▶ _PROBLEM TO WORK ON_
Without altering anything, repeat each of the records.

▶ _SUPPLIED RECORDS_
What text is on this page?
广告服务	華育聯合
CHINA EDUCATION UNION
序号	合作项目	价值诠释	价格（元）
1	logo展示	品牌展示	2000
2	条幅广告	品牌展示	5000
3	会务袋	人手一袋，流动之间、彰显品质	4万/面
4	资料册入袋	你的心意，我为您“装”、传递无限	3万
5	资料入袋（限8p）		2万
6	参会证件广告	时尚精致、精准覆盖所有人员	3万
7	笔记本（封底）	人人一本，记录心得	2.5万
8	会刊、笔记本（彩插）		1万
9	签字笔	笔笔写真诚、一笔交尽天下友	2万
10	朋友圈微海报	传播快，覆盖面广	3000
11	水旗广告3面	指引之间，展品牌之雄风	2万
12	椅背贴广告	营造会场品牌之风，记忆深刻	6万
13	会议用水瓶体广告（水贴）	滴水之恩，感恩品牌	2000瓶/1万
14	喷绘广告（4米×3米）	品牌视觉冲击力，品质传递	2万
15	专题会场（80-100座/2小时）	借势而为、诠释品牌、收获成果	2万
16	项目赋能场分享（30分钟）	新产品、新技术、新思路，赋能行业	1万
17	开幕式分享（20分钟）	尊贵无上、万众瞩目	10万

▶ _COMPLETED EXERCISE_
What text is on this page?
广告服务	華育聯合
CHINA EDUCATION UNION
序号	合作项目	价值诠释	价格（元）
1	logo展示	品牌展示	2000
2	条幅广告	品牌展示	5000
3	会务袋	人手一袋，流动之间、彰显品质	4万/面
4	资料册入袋	你的心意，我为您“装”、传递无限	3万
5	资料入袋（限8p）		2万
6	参会证件广告	时尚精致、精准覆盖所有人员	3万
7	笔记本（封底）	人人一本，记录心得	2.5万
8	会刊、笔记本（彩插）		1万
9	签字笔	笔笔写真诚、一笔交尽天下友	2万
10	朋友圈微海报	传播快，覆盖面广	3000
11	水旗广告3面	指引之间，展品牌之雄风	2万
12	椅背贴广告	营造会场品牌之风，记忆深刻	6万
13	会议用水瓶体广告（水贴）	滴水之恩，感恩品牌	2000瓶/1万
14	喷绘广告（4米×3米）	品牌视觉冲击力，品质传递	2万
15	专题会场（80-100座/2小时）	借势而为、诠释品牌、收获成果	2万
16	项目赋能场分享（30分钟）	新产品、新技术、新思路，赋能行业	1万
17	开幕式分享（20分钟）	尊贵无上、万众瞩目	10万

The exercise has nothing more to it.